**** DATA FOR THIS TASK ****
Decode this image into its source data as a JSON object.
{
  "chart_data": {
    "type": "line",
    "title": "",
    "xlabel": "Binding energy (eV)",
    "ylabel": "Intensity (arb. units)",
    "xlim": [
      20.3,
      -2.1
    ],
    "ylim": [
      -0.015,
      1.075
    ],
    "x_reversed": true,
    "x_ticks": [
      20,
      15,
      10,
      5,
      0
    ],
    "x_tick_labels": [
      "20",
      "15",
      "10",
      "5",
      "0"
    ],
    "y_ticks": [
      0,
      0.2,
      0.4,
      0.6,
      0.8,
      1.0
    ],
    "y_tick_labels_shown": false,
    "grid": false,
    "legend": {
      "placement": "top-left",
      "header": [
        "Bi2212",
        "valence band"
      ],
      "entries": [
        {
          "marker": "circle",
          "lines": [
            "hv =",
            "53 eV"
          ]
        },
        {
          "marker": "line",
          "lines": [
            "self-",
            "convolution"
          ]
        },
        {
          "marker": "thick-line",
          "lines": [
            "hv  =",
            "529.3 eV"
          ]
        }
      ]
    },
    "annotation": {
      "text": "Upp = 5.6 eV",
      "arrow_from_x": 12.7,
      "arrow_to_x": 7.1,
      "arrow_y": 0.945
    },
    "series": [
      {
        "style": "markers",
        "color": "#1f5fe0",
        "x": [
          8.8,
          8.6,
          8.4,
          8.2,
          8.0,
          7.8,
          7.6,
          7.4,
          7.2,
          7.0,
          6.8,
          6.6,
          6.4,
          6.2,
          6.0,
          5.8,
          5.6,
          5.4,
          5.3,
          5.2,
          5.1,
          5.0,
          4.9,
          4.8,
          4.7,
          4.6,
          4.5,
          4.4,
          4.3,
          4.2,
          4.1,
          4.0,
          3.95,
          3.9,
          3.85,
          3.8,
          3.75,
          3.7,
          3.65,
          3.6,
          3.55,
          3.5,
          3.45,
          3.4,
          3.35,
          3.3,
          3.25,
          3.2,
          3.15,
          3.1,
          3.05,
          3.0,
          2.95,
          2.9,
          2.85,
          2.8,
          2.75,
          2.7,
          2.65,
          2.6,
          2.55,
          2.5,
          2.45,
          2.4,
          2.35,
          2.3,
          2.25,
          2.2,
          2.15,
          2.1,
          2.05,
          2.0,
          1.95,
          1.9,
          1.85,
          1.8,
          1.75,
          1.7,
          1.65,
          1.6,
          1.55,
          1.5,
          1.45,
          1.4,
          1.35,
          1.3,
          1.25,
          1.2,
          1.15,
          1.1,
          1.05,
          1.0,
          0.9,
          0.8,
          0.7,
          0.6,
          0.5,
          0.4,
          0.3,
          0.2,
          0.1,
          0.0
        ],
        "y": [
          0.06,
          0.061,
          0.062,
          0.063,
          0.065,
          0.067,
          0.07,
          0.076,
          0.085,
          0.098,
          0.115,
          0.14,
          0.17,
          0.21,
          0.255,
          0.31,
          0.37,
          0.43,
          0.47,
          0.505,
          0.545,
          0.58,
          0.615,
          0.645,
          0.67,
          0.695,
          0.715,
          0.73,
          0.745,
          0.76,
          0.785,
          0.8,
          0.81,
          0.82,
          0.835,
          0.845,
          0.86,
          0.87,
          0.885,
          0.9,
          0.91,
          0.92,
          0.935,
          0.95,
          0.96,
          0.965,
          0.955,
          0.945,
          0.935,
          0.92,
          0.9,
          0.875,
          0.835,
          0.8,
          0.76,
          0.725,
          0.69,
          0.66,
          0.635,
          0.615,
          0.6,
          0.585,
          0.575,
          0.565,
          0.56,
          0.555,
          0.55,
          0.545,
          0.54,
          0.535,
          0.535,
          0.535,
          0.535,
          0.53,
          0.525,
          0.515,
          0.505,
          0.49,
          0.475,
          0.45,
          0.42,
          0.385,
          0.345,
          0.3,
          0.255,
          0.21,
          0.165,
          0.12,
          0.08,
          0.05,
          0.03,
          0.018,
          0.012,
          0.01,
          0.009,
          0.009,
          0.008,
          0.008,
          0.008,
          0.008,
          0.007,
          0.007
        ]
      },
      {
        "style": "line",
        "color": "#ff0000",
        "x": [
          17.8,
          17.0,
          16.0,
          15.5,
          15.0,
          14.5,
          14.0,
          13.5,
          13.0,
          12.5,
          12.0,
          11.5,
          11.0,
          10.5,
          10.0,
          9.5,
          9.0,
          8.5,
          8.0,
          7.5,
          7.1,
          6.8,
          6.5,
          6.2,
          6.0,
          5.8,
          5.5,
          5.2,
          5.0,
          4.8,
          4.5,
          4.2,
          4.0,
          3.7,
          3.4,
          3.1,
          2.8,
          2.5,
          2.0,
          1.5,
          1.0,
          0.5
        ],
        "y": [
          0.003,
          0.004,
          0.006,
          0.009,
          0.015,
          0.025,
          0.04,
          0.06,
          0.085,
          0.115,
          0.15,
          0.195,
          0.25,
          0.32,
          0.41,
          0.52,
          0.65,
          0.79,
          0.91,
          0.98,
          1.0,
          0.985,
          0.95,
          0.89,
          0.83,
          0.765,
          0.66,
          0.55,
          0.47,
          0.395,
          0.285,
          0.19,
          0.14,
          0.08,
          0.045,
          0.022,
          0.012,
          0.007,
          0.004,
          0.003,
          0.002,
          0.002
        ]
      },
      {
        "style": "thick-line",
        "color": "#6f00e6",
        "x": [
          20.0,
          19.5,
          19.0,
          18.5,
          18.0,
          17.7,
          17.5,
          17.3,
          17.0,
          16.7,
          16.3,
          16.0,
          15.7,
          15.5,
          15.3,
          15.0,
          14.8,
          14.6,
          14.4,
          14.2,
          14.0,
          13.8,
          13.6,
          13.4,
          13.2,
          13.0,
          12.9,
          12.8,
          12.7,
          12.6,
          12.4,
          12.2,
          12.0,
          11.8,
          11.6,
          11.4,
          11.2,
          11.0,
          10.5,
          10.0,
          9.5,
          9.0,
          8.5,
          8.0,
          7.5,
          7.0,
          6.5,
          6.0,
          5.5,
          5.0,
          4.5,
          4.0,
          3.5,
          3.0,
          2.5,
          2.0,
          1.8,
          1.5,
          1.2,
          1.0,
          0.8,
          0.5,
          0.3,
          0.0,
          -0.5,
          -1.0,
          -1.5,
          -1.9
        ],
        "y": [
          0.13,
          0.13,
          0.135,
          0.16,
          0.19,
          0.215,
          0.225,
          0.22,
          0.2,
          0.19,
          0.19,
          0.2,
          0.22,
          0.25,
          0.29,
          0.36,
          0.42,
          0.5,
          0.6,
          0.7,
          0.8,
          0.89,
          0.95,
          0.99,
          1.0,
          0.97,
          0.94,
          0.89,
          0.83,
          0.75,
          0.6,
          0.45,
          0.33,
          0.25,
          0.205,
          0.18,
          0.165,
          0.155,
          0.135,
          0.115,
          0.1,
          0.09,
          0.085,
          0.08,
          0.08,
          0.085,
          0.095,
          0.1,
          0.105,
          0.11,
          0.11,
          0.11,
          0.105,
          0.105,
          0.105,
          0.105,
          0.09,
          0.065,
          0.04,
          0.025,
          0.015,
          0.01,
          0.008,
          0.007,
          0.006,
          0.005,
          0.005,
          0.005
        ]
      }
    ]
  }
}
****
*THE EXERCISE*.
The whole listing above needs to be written out again exactly.

*WRITTEN RESPONSE*.
Decode this image into its source data as a JSON object.
{
  "chart_data": {
    "type": "line",
    "title": "",
    "xlabel": "Binding energy (eV)",
    "ylabel": "Intensity (arb. units)",
    "xlim": [
      20.3,
      -2.1
    ],
    "ylim": [
      -0.015,
      1.075
    ],
    "x_reversed": true,
    "x_ticks": [
      20,
      15,
      10,
      5,
      0
    ],
    "x_tick_labels": [
      "20",
      "15",
      "10",
      "5",
      "0"
    ],
    "y_ticks": [
      0,
      0.2,
      0.4,
      0.6,
      0.8,
      1.0
    ],
    "y_tick_labels_shown": false,
    "grid": false,
    "legend": {
      "placement": "top-left",
      "header": [
        "Bi2212",
        "valence band"
      ],
      "entries": [
        {
          "marker": "circle",
          "lines": [
            "hv =",
            "53 eV"
          ]
        },
        {
          "marker": "line",
          "lines": [
            "self-",
            "convolution"
          ]
        },
        {
          "marker": "thick-line",
          "lines": [
            "hv  =",
            "529.3 eV"
          ]
        }
      ]
    },
    "annotation": {
      "text": "Upp = 5.6 eV",
      "arrow_from_x": 12.7,
      "arrow_to_x": 7.1,
      "arrow_y": 0.945
    },
    "series": [
      {
        "style": "markers",
        "color": "#1f5fe0",
        "x": [
          8.8,
          8.6,
          8.4,
          8.2,
          8.0,
          7.8,
          7.6,
          7.4,
          7.2,
          7.0,
          6.8,
          6.6,
          6.4,
          6.2,
          6.0,
          5.8,
          5.6,
          5.4,
          5.3,
          5.2,
          5.1,
          5.0,
          4.9,
          4.8,
          4.7,
          4.6,
          4.5,
          4.4,
          4.3,
          4.2,
          4.1,
          4.0,
          3.95,
          3.9,
          3.85,
          3.8,
          3.75,
          3.7,
          3.65,
          3.6,
          3.55,
          3.5,
          3.45,
          3.4,
          3.35,
          3.3,
          3.25,
          3.2,
          3.15,
          3.1,
          3.05,
          3.0,
          2.95,
          2.9,
          2.85,
          2.8,
          2.75,
          2.7,
          2.65,
          2.6,
          2.55,
          2.5,
          2.45,
          2.4,
          2.35,
          2.3,
          2.25,
          2.2,
          2.15,
          2.1,
          2.05,
          2.0,
          1.95,
          1.9,
          1.85,
          1.8,
          1.75,
          1.7,
          1.65,
          1.6,
          1.55,
          1.5,
          1.45,
          1.4,
          1.35,
          1.3,
          1.25,
          1.2,
          1.15,
          1.1,
          1.05,
          1.0,
          0.9,
          0.8,
          0.7,
          0.6,
          0.5,
          0.4,
          0.3,
          0.2,
          0.1,
          0.0
        ],
        "y": [
          0.06,
          0.061,
          0.062,
          0.063,
          0.065,
          0.067,
          0.07,
          0.076,
          0.085,
          0.098,
          0.115,
          0.14,
          0.17,
          0.21,
          0.255,
          0.31,
          0.37,
          0.43,
          0.47,
          0.505,
          0.545,
          0.58,
          0.615,
          0.645,
          0.67,
          0.695,
          0.715,
          0.73,
          0.745,
          0.76,
          0.785,
          0.8,
          0.81,
          0.82,
          0.835,
          0.845,
          0.86,
          0.87,
          0.885,
          0.9,
          0.91,
          0.92,
          0.935,
          0.95,
          0.96,
          0.965,
          0.955,
          0.945,
          0.935,
          0.92,
          0.9,
          0.875,
          0.835,
          0.8,
          0.76,
          0.725,
          0.69,
          0.66,
          0.635,
          0.615,
          0.6,
          0.585,
          0.575,
          0.565,
          0.56,
          0.555,
          0.55,
          0.545,
          0.54,
          0.535,
          0.535,
          0.535,
          0.535,
          0.53,
          0.525,
          0.515,
          0.505,
          0.49,
          0.475,
          0.45,
          0.42,
          0.385,
          0.345,
          0.3,
          0.255,
          0.21,
          0.165,
          0.12,
          0.08,
          0.05,
          0.03,
          0.018,
          0.012,
          0.01,
          0.009,
          0.009,
          0.008,
          0.008,
          0.008,
          0.008,
          0.007,
          0.007
        ]
      },
      {
        "style": "line",
        "color": "#ff0000",
        "x": [
          17.8,
          17.0,
          16.0,
          15.5,
          15.0,
          14.5,
          14.0,
          13.5,
          13.0,
          12.5,
          12.0,
          11.5,
          11.0,
          10.5,
          10.0,
          9.5,
          9.0,
          8.5,
          8.0,
          7.5,
          7.1,
          6.8,
          6.5,
          6.2,
          6.0,
          5.8,
          5.5,
          5.2,
          5.0,
          4.8,
          4.5,
          4.2,
          4.0,
          3.7,
          3.4,
          3.1,
          2.8,
          2.5,
          2.0,
          1.5,
          1.0,
          0.5
        ],
        "y": [
          0.003,
          0.004,
          0.006,
          0.009,
          0.015,
          0.025,
          0.04,
          0.06,
          0.085,
          0.115,
          0.15,
          0.195,
          0.25,
          0.32,
          0.41,
          0.52,
          0.65,
          0.79,
          0.91,
          0.98,
          1.0,
          0.985,
          0.95,
          0.89,
          0.83,
          0.765,
          0.66,
          0.55,
          0.47,
          0.395,
          0.285,
          0.19,
          0.14,
          0.08,
          0.045,
          0.022,
          0.012,
          0.007,
          0.004,
          0.003,
          0.002,
          0.002
        ]
      },
      {
        "style": "thick-line",
        "color": "#6f00e6",
        "x": [
          20.0,
          19.5,
          19.0,
          18.5,
          18.0,
          17.7,
          17.5,
          17.3,
          17.0,
          16.7,
          16.3,
          16.0,
          15.7,
          15.5,
          15.3,
          15.0,
          14.8,
          14.6,
          14.4,
          14.2,
          14.0,
          13.8,
          13.6,
          13.4,
          13.2,
          13.0,
          12.9,
          12.8,
          12.7,
          12.6,
          12.4,
          12.2,
          12.0,
          11.8,
          11.6,
          11.4,
          11.2,
          11.0,
          10.5,
          10.0,
          9.5,
          9.0,
          8.5,
          8.0,
          7.5,
          7.0,
          6.5,
          6.0,
          5.5,
          5.0,
          4.5,
          4.0,
          3.5,
          3.0,
          2.5,
          2.0,
          1.8,
          1.5,
          1.2,
          1.0,
          0.8,
          0.5,
          0.3,
          0.0,
          -0.5,
          -1.0,
          -1.5,
          -1.9
        ],
        "y": [
          0.13,
          0.13,
          0.135,
          0.16,
          0.19,
          0.215,
          0.225,
          0.22,
          0.2,
          0.19,
          0.19,
          0.2,
          0.22,
          0.25,
          0.29,
          0.36,
          0.42,
          0.5,
          0.6,
          0.7,
          0.8,
          0.89,
          0.95,
          0.99,
          1.0,
          0.97,
          0.94,
          0.89,
          0.83,
          0.75,
          0.6,
          0.45,
          0.33,
          0.25,
          0.205,
          0.18,
          0.165,
          0.155,
          0.135,
          0.115,
          0.1,
          0.09,
          0.085,
          0.08,
          0.08,
          0.085,
          0.095,
          0.1,
          0.105,
          0.11,
          0.11,
          0.11,
          0.105,
          0.105,
          0.105,
          0.105,
          0.09,
          0.065,
          0.04,
          0.025,
          0.015,
          0.01,
          0.008,
          0.007,
          0.006,
          0.005,
          0.005,
          0.005
        ]
      }
    ]
  }
}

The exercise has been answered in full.